_Record extracts:_
• • • • • • •

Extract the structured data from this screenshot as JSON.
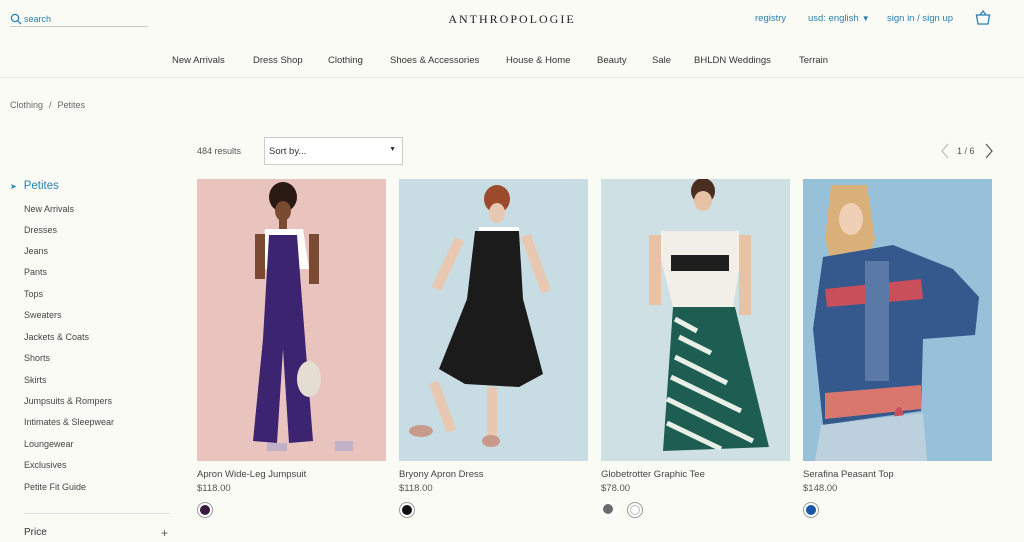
{
  "header": {
    "search_placeholder": "search",
    "logo": "ANTHROPOLOGIE",
    "registry": "registry",
    "currency": "usd: english",
    "signin": "sign in / sign up"
  },
  "nav": {
    "items": [
      "New Arrivals",
      "Dress Shop",
      "Clothing",
      "Shoes & Accessories",
      "House & Home",
      "Beauty",
      "Sale",
      "BHLDN Weddings",
      "Terrain"
    ]
  },
  "breadcrumb": [
    "Clothing",
    "Petites"
  ],
  "breadcrumb_sep": "/",
  "sidebar": {
    "title": "Petites",
    "items": [
      "New Arrivals",
      "Dresses",
      "Jeans",
      "Pants",
      "Tops",
      "Sweaters",
      "Jackets & Coats",
      "Shorts",
      "Skirts",
      "Jumpsuits & Rompers",
      "Intimates & Sleepwear",
      "Loungewear",
      "Exclusives",
      "Petite Fit Guide"
    ]
  },
  "filter": {
    "label": "Price",
    "toggle": "+"
  },
  "results": "484 results",
  "sort": {
    "label": "Sort by..."
  },
  "pager": {
    "text": "1 / 6"
  },
  "products": [
    {
      "name": "Apron Wide-Leg Jumpsuit",
      "price": "$118.00",
      "swatches": [
        "#3a1a3e"
      ]
    },
    {
      "name": "Bryony Apron Dress",
      "price": "$118.00",
      "swatches": [
        "#111111"
      ]
    },
    {
      "name": "Globetrotter Graphic Tee",
      "price": "$78.00",
      "swatches": [
        "#6b6b6b",
        "#ffffff"
      ]
    },
    {
      "name": "Serafina Peasant Top",
      "price": "$148.00",
      "swatches": [
        "#1b56a8"
      ]
    }
  ],
  "colors": {
    "accent": "#2a7fb0",
    "background": "#fbfbf6"
  }
}
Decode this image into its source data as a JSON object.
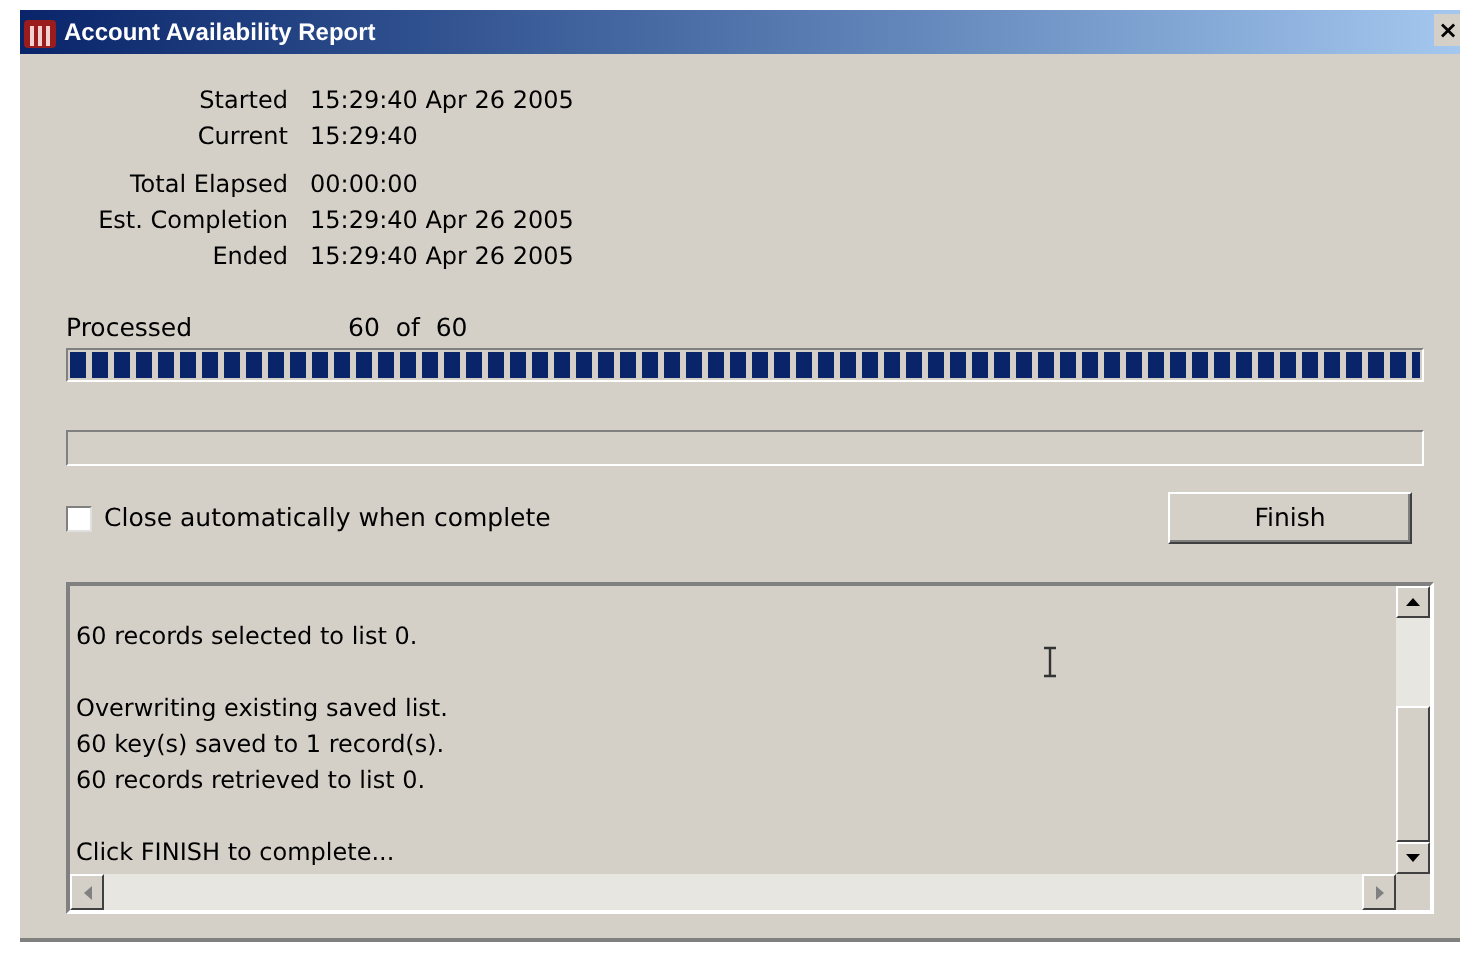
{
  "window": {
    "title": "Account Availability Report",
    "close": "×"
  },
  "time_groups": [
    [
      {
        "label": "Started",
        "value": "15:29:40 Apr 26 2005"
      },
      {
        "label": "Current",
        "value": "15:29:40"
      }
    ],
    [
      {
        "label": "Total Elapsed",
        "value": "00:00:00"
      },
      {
        "label": "Est. Completion",
        "value": "15:29:40 Apr 26 2005"
      },
      {
        "label": "Ended",
        "value": "15:29:40 Apr 26 2005"
      }
    ]
  ],
  "progress": {
    "label": "Processed",
    "count": "60",
    "of": "of",
    "total": "60",
    "level": 1
  },
  "secondary_progress": {
    "level": 0
  },
  "close_automatically": {
    "label": "Close automatically when complete",
    "checked": false
  },
  "finish_button": "Finish",
  "log_paragraphs": [
    [
      "60 records selected to list 0."
    ],
    [
      "Overwriting existing saved list.",
      "60 key(s) saved to 1 record(s).",
      "60 records retrieved to list 0."
    ],
    [
      "Click FINISH to complete..."
    ]
  ]
}
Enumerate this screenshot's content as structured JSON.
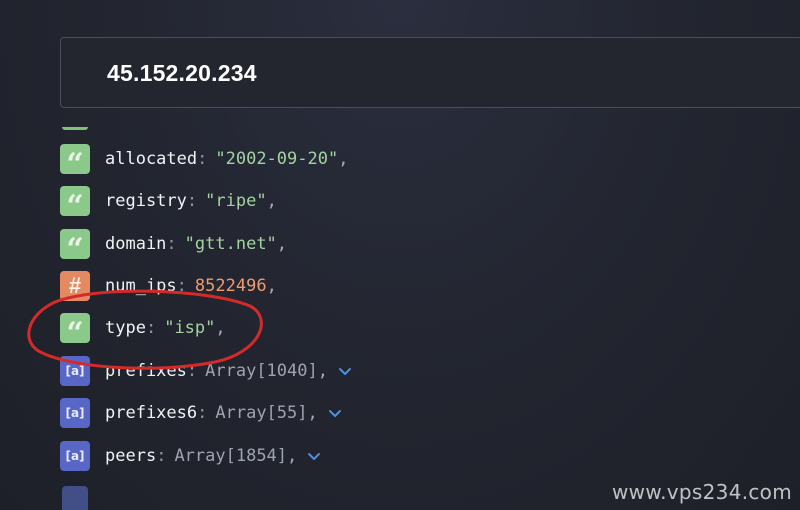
{
  "search": {
    "value": "45.152.20.234"
  },
  "fields": [
    {
      "key": "allocated",
      "value": "\"2002-09-20\"",
      "type": "string",
      "icon": "quote-icon"
    },
    {
      "key": "registry",
      "value": "\"ripe\"",
      "type": "string",
      "icon": "quote-icon"
    },
    {
      "key": "domain",
      "value": "\"gtt.net\"",
      "type": "string",
      "icon": "quote-icon"
    },
    {
      "key": "num_ips",
      "value": "8522496",
      "type": "number",
      "icon": "hash-icon"
    },
    {
      "key": "type",
      "value": "\"isp\"",
      "type": "string",
      "icon": "quote-icon"
    },
    {
      "key": "prefixes",
      "value": "Array[1040]",
      "type": "array",
      "icon": "array-icon"
    },
    {
      "key": "prefixes6",
      "value": "Array[55]",
      "type": "array",
      "icon": "array-icon"
    },
    {
      "key": "peers",
      "value": "Array[1854]",
      "type": "array",
      "icon": "array-icon"
    }
  ],
  "glyphs": {
    "quote": "“",
    "hash": "#",
    "array": "[a]",
    "colon": ":",
    "comma": ","
  },
  "watermark": "www.vps234.com",
  "colors": {
    "string_badge": "#8bc98a",
    "number_badge": "#e38a62",
    "array_badge": "#5866c6",
    "annotation": "#d42a2a"
  }
}
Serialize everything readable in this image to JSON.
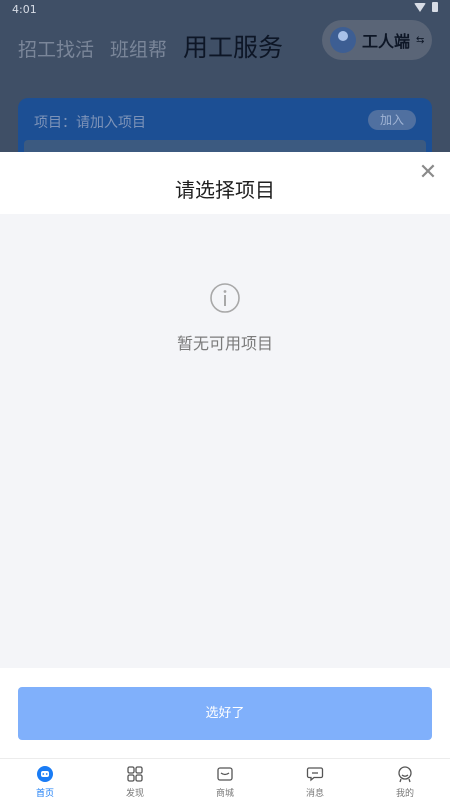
{
  "status_bar": {
    "time": "4:01"
  },
  "header": {
    "tabs": [
      {
        "label": "招工找活"
      },
      {
        "label": "班组帮"
      },
      {
        "label": "用工服务"
      }
    ],
    "role_switch": {
      "label": "工人端",
      "arrow": "⇆"
    }
  },
  "project_card": {
    "label": "项目：请加入项目",
    "join_label": "加入"
  },
  "sheet": {
    "title": "请选择项目",
    "close_glyph": "✕",
    "empty_text": "暂无可用项目",
    "confirm_label": "选好了"
  },
  "bottom_nav": {
    "items": [
      {
        "label": "首页",
        "icon": "home-icon"
      },
      {
        "label": "发现",
        "icon": "grid-icon"
      },
      {
        "label": "商城",
        "icon": "shop-icon"
      },
      {
        "label": "消息",
        "icon": "message-icon"
      },
      {
        "label": "我的",
        "icon": "profile-icon"
      }
    ]
  },
  "colors": {
    "accent": "#1a7cf5",
    "confirm_button": "#80b0fb",
    "overlay_bg": "#3f4f66"
  }
}
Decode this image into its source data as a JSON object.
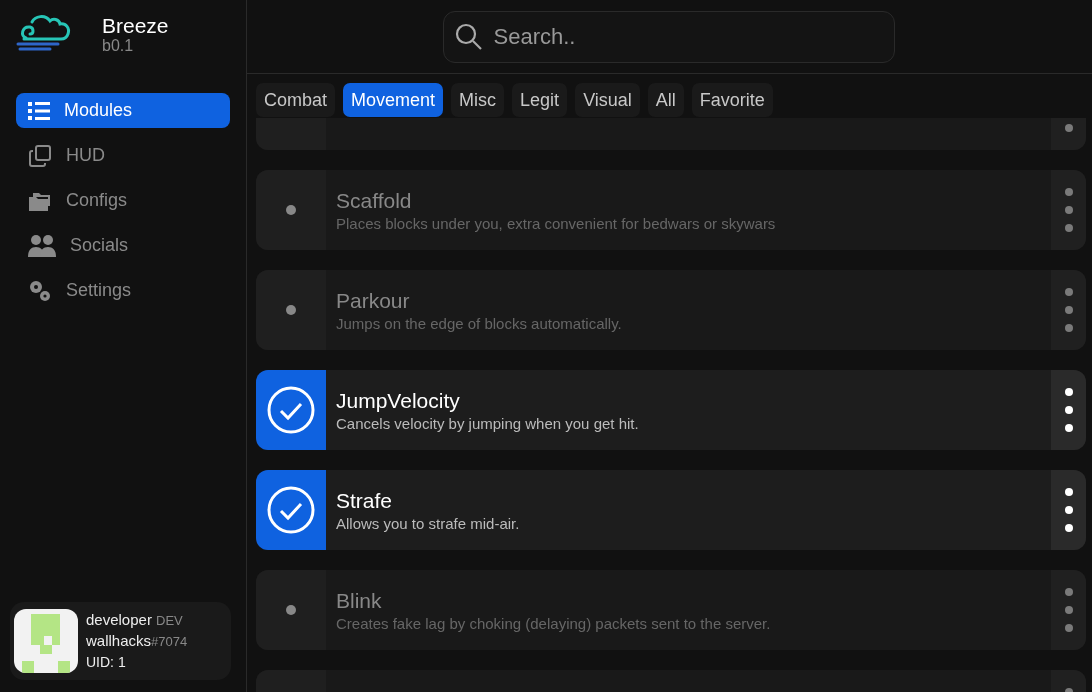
{
  "app": {
    "name": "Breeze",
    "version": "b0.1"
  },
  "search": {
    "placeholder": "Search.."
  },
  "nav": [
    {
      "label": "Modules",
      "selected": true
    },
    {
      "label": "HUD",
      "selected": false
    },
    {
      "label": "Configs",
      "selected": false
    },
    {
      "label": "Socials",
      "selected": false
    },
    {
      "label": "Settings",
      "selected": false
    }
  ],
  "user": {
    "name": "developer",
    "role": "DEV",
    "handle": "wallhacks",
    "tag": "#7074",
    "uid": "UID: 1"
  },
  "tabs": [
    {
      "label": "Combat",
      "selected": false
    },
    {
      "label": "Movement",
      "selected": true
    },
    {
      "label": "Misc",
      "selected": false
    },
    {
      "label": "Legit",
      "selected": false
    },
    {
      "label": "Visual",
      "selected": false
    },
    {
      "label": "All",
      "selected": false
    },
    {
      "label": "Favorite",
      "selected": false
    }
  ],
  "modules": [
    {
      "enabled": false
    },
    {
      "name": "Scaffold",
      "description": "Places blocks under you, extra convenient for bedwars or skywars",
      "enabled": false
    },
    {
      "name": "Parkour",
      "description": "Jumps on the edge of blocks automatically.",
      "enabled": false
    },
    {
      "name": "JumpVelocity",
      "description": "Cancels velocity by jumping when you get hit.",
      "enabled": true
    },
    {
      "name": "Strafe",
      "description": "Allows you to strafe mid-air.",
      "enabled": true
    },
    {
      "name": "Blink",
      "description": "Creates fake lag by choking (delaying) packets sent to the server.",
      "enabled": false
    },
    {
      "enabled": false
    }
  ]
}
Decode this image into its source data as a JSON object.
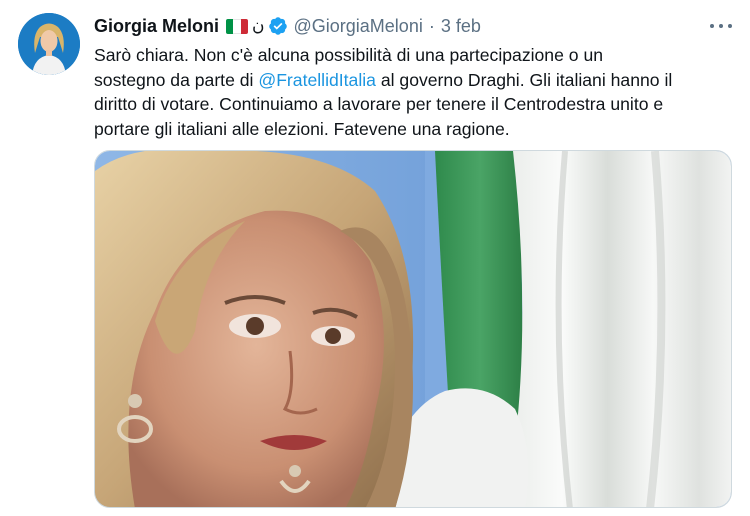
{
  "author": {
    "name": "Giorgia Meloni",
    "handle": "@GiorgiaMeloni",
    "extra_glyph": "ن",
    "flag": [
      "#009246",
      "#ffffff",
      "#ce2b37"
    ],
    "verified": true
  },
  "meta": {
    "separator": "·",
    "date": "3 feb"
  },
  "text": {
    "line1": "Sarò chiara. Non c'è alcuna possibilità di una partecipazione o un",
    "line2_before": "sostegno da parte di ",
    "mention": "@FratellidItalia",
    "line2_after": " al governo Draghi. Gli italiani hanno il",
    "line3": "diritto di votare. Continuiamo a lavorare per tenere il Centrodestra unito e",
    "line4": "portare gli italiani alle elezioni. Fatevene una ragione."
  },
  "colors": {
    "link": "#1b95e0",
    "secondary_text": "#5b7083",
    "verified_badge": "#1da1f2"
  },
  "icons": {
    "verified": "verified-badge-icon",
    "more": "more-options-icon"
  }
}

• • • • • • •

Looking at the entries above, say how many lines contain the word "handle". Only the number is wanted.

2